AIM OF THE TASK.
Answer with one number: the count of lines in the listing below that hold the word "fait".

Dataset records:

· · · ·

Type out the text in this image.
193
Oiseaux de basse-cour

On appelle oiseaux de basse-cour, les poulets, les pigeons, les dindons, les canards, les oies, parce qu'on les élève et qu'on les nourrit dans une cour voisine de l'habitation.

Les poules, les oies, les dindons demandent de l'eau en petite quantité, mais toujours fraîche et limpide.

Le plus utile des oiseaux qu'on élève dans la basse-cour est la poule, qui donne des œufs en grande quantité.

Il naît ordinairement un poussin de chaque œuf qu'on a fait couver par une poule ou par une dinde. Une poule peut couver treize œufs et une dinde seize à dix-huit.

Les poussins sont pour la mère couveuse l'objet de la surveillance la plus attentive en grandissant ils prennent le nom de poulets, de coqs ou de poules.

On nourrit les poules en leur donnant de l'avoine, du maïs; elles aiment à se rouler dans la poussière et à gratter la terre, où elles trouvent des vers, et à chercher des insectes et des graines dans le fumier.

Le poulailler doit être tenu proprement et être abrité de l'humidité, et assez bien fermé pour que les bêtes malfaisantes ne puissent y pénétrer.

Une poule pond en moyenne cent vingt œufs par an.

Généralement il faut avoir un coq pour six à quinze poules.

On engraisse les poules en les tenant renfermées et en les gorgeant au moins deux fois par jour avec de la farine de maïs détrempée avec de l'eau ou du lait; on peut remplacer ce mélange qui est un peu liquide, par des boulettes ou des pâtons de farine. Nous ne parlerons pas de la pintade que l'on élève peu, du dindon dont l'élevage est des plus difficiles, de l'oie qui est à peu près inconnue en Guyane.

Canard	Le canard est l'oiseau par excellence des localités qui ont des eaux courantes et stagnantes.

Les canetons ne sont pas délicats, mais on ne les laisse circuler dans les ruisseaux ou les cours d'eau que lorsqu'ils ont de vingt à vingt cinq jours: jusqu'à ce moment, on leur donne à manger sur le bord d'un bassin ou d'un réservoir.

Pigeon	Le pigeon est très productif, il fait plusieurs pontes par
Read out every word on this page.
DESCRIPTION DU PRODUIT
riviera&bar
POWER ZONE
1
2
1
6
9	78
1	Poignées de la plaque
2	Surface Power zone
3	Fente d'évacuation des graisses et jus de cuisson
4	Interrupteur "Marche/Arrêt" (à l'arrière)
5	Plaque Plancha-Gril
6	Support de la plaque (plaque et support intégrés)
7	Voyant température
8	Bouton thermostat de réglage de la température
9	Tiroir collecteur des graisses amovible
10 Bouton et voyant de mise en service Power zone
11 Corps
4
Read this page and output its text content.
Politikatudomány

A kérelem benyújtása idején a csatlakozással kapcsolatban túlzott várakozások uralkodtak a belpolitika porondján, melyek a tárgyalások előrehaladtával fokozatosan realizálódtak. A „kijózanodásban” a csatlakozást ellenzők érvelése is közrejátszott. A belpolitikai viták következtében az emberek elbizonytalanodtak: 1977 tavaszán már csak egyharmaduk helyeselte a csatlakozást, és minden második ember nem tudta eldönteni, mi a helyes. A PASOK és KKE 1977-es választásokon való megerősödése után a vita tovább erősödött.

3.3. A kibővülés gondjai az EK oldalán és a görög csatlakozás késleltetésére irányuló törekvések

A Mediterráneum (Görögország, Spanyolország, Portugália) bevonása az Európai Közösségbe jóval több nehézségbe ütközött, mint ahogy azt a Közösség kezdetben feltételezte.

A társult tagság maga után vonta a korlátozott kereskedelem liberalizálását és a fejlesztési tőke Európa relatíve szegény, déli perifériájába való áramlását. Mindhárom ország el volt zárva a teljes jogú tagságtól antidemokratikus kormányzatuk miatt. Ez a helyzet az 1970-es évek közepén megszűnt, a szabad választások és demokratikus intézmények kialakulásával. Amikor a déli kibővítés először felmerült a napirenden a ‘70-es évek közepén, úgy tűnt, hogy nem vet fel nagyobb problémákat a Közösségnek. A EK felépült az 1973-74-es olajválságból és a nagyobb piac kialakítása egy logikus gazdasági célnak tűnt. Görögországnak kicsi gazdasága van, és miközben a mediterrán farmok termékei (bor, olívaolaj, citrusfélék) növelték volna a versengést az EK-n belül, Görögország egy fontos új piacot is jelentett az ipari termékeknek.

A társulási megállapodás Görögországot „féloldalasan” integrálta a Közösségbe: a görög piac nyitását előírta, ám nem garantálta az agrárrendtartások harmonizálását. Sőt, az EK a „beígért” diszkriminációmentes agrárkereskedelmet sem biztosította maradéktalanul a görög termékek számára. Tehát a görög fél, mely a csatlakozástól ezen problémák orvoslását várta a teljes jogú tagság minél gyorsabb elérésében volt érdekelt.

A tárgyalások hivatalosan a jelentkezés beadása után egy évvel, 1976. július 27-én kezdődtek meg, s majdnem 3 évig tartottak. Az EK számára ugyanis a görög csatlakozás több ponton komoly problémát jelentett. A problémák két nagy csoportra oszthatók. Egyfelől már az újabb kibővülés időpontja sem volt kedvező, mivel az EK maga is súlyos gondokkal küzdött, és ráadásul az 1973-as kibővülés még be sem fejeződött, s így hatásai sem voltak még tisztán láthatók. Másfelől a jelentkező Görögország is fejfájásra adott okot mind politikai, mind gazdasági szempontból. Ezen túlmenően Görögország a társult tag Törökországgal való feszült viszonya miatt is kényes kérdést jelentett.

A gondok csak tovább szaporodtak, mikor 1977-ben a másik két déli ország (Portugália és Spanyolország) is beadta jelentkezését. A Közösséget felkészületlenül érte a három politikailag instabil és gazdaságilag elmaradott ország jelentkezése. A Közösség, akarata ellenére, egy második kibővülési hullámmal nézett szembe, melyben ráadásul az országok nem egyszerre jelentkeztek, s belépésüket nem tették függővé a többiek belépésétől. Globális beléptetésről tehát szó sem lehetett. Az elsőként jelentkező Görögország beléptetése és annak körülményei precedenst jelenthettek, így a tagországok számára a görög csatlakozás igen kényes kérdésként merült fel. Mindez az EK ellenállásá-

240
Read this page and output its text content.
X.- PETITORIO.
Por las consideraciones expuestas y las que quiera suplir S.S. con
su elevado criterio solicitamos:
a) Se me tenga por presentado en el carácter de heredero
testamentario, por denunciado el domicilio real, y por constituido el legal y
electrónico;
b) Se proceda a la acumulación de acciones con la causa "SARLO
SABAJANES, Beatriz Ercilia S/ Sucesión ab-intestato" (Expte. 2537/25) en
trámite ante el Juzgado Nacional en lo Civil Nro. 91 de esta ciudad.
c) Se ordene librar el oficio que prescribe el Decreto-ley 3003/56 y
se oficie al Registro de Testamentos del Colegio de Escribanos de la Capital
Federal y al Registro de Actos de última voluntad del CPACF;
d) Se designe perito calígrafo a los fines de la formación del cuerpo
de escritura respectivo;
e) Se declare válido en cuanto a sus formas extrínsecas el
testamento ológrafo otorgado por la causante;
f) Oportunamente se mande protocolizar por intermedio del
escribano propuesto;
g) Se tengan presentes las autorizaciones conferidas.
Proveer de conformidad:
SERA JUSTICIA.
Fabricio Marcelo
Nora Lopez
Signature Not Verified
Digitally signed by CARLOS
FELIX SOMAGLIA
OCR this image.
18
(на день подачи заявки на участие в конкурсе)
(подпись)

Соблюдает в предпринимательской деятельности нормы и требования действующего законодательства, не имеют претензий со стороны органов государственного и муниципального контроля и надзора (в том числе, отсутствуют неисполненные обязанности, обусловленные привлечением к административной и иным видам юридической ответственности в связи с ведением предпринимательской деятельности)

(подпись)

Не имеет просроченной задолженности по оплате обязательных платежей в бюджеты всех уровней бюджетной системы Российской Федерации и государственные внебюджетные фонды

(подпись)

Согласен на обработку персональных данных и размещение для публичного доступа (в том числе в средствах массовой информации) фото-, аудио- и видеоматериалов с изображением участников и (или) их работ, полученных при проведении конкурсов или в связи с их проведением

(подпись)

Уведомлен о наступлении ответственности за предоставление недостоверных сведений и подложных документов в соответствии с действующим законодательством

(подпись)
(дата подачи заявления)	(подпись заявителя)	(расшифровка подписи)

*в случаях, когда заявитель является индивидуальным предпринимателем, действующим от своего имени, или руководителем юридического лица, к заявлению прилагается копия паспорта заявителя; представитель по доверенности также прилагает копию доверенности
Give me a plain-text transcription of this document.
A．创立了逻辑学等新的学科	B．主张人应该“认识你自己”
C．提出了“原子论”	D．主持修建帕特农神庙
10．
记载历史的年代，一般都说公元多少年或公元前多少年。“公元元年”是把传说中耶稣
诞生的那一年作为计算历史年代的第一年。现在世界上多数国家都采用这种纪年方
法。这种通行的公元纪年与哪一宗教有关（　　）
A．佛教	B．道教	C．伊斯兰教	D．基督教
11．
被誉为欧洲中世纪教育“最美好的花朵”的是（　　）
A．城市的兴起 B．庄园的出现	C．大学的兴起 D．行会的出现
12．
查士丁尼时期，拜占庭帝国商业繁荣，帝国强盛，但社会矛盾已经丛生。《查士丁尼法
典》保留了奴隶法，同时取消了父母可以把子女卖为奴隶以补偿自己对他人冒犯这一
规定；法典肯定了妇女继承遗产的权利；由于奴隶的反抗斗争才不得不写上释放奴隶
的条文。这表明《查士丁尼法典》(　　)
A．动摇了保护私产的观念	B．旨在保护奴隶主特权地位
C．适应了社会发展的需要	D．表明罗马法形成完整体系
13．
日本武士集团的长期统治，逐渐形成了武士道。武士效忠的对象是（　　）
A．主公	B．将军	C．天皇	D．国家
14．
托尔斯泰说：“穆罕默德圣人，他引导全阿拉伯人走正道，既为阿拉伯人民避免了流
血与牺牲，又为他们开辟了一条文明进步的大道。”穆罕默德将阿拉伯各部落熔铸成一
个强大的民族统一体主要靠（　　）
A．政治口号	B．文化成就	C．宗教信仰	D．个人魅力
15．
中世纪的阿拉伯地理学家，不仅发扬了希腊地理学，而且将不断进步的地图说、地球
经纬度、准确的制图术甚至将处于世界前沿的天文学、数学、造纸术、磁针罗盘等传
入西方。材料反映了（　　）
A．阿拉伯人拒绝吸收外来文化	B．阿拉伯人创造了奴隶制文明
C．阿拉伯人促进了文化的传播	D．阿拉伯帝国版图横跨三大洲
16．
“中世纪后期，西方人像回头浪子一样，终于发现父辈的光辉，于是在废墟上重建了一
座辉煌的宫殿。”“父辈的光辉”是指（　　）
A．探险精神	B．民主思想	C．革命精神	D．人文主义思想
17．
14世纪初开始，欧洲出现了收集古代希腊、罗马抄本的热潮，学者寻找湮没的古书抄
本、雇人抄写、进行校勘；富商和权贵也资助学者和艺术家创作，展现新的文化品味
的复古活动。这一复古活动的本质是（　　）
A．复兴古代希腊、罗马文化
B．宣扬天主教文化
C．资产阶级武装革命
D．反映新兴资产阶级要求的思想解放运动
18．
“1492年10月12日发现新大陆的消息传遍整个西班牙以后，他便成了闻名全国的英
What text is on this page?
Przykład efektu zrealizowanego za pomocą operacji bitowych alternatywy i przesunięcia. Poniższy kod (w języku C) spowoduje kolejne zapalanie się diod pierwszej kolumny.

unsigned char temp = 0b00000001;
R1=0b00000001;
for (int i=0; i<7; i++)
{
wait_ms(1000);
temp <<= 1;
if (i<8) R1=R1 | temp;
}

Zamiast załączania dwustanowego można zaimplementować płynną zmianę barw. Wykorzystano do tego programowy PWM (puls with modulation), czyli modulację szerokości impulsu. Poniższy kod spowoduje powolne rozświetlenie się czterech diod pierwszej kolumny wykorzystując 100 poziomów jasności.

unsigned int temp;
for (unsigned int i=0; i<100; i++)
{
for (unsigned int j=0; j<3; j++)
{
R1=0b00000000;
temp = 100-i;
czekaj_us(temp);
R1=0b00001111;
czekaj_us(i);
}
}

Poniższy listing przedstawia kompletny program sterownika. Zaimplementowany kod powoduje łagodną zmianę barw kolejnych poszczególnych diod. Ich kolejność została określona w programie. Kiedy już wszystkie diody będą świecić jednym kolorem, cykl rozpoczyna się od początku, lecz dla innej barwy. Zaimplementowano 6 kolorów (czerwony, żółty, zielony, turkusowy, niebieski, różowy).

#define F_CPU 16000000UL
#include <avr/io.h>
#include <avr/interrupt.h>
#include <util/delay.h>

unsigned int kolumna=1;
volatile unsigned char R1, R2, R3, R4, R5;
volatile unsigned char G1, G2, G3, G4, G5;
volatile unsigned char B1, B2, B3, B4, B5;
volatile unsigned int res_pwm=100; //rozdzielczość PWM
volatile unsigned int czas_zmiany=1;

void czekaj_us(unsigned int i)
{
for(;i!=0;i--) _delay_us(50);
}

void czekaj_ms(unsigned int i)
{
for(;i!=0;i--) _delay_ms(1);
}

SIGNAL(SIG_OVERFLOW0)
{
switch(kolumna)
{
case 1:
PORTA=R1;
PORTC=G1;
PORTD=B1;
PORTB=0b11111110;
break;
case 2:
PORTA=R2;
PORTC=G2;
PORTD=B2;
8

· · · ·

RESPONSE TO THE EXERCISE.
2